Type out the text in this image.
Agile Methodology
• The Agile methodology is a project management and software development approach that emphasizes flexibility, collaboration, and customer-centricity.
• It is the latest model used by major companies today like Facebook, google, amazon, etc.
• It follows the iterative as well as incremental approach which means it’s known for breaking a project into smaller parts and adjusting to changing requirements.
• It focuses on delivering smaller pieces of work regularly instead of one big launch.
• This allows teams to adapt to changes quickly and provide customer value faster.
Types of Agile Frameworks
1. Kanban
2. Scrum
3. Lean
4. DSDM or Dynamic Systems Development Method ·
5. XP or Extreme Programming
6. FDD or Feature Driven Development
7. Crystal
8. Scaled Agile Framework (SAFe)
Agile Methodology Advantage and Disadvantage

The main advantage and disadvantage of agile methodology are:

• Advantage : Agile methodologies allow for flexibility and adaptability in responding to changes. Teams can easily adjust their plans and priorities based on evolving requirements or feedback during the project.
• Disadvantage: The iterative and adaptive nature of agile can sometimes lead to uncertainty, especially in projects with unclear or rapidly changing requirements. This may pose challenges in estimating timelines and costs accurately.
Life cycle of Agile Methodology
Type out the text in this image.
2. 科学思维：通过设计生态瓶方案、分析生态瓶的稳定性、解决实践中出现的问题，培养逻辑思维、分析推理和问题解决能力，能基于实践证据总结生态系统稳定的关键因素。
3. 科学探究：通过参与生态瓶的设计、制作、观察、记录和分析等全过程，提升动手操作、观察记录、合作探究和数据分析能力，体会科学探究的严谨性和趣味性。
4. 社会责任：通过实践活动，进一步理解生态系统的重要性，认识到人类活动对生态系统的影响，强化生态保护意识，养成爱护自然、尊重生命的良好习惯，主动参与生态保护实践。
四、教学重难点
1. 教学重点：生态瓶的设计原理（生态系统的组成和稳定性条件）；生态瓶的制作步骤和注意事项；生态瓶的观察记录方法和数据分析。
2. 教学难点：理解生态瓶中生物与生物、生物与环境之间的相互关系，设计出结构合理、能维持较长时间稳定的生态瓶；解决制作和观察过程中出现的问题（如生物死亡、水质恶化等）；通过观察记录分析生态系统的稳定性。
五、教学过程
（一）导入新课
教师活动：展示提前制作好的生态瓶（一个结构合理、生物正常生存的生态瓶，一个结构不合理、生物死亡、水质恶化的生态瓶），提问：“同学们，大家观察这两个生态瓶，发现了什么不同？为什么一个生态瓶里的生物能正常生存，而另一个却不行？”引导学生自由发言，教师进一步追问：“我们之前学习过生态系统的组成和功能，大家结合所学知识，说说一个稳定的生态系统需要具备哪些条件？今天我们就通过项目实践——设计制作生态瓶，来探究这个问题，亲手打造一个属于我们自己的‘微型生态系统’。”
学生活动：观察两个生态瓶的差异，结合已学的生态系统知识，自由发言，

····················

From the records above, extract everything verbatim.

Reply
Type out the text in this image.
Agile Methodology
• The Agile methodology is a project management and software development approach that emphasizes flexibility, collaboration, and customer-centricity.
• It is the latest model used by major companies today like Facebook, google, amazon, etc.
• It follows the iterative as well as incremental approach which means it’s known for breaking a project into smaller parts and adjusting to changing requirements.
• It focuses on delivering smaller pieces of work regularly instead of one big launch.
• This allows teams to adapt to changes quickly and provide customer value faster.
Types of Agile Frameworks
1. Kanban
2. Scrum
3. Lean
4. DSDM or Dynamic Systems Development Method ·
5. XP or Extreme Programming
6. FDD or Feature Driven Development
7. Crystal
8. Scaled Agile Framework (SAFe)
Agile Methodology Advantage and Disadvantage

The main advantage and disadvantage of agile methodology are:

• Advantage : Agile methodologies allow for flexibility and adaptability in responding to changes. Teams can easily adjust their plans and priorities based on evolving requirements or feedback during the project.
• Disadvantage: The iterative and adaptive nature of agile can sometimes lead to uncertainty, especially in projects with unclear or rapidly changing requirements. This may pose challenges in estimating timelines and costs accurately.
Life cycle of Agile Methodology
Type out the text in this image.
2. 科学思维：通过设计生态瓶方案、分析生态瓶的稳定性、解决实践中出现的问题，培养逻辑思维、分析推理和问题解决能力，能基于实践证据总结生态系统稳定的关键因素。
3. 科学探究：通过参与生态瓶的设计、制作、观察、记录和分析等全过程，提升动手操作、观察记录、合作探究和数据分析能力，体会科学探究的严谨性和趣味性。
4. 社会责任：通过实践活动，进一步理解生态系统的重要性，认识到人类活动对生态系统的影响，强化生态保护意识，养成爱护自然、尊重生命的良好习惯，主动参与生态保护实践。
四、教学重难点
1. 教学重点：生态瓶的设计原理（生态系统的组成和稳定性条件）；生态瓶的制作步骤和注意事项；生态瓶的观察记录方法和数据分析。
2. 教学难点：理解生态瓶中生物与生物、生物与环境之间的相互关系，设计出结构合理、能维持较长时间稳定的生态瓶；解决制作和观察过程中出现的问题（如生物死亡、水质恶化等）；通过观察记录分析生态系统的稳定性。
五、教学过程
（一）导入新课
教师活动：展示提前制作好的生态瓶（一个结构合理、生物正常生存的生态瓶，一个结构不合理、生物死亡、水质恶化的生态瓶），提问：“同学们，大家观察这两个生态瓶，发现了什么不同？为什么一个生态瓶里的生物能正常生存，而另一个却不行？”引导学生自由发言，教师进一步追问：“我们之前学习过生态系统的组成和功能，大家结合所学知识，说说一个稳定的生态系统需要具备哪些条件？今天我们就通过项目实践——设计制作生态瓶，来探究这个问题，亲手打造一个属于我们自己的‘微型生态系统’。”
学生活动：观察两个生态瓶的差异，结合已学的生态系统知识，自由发言，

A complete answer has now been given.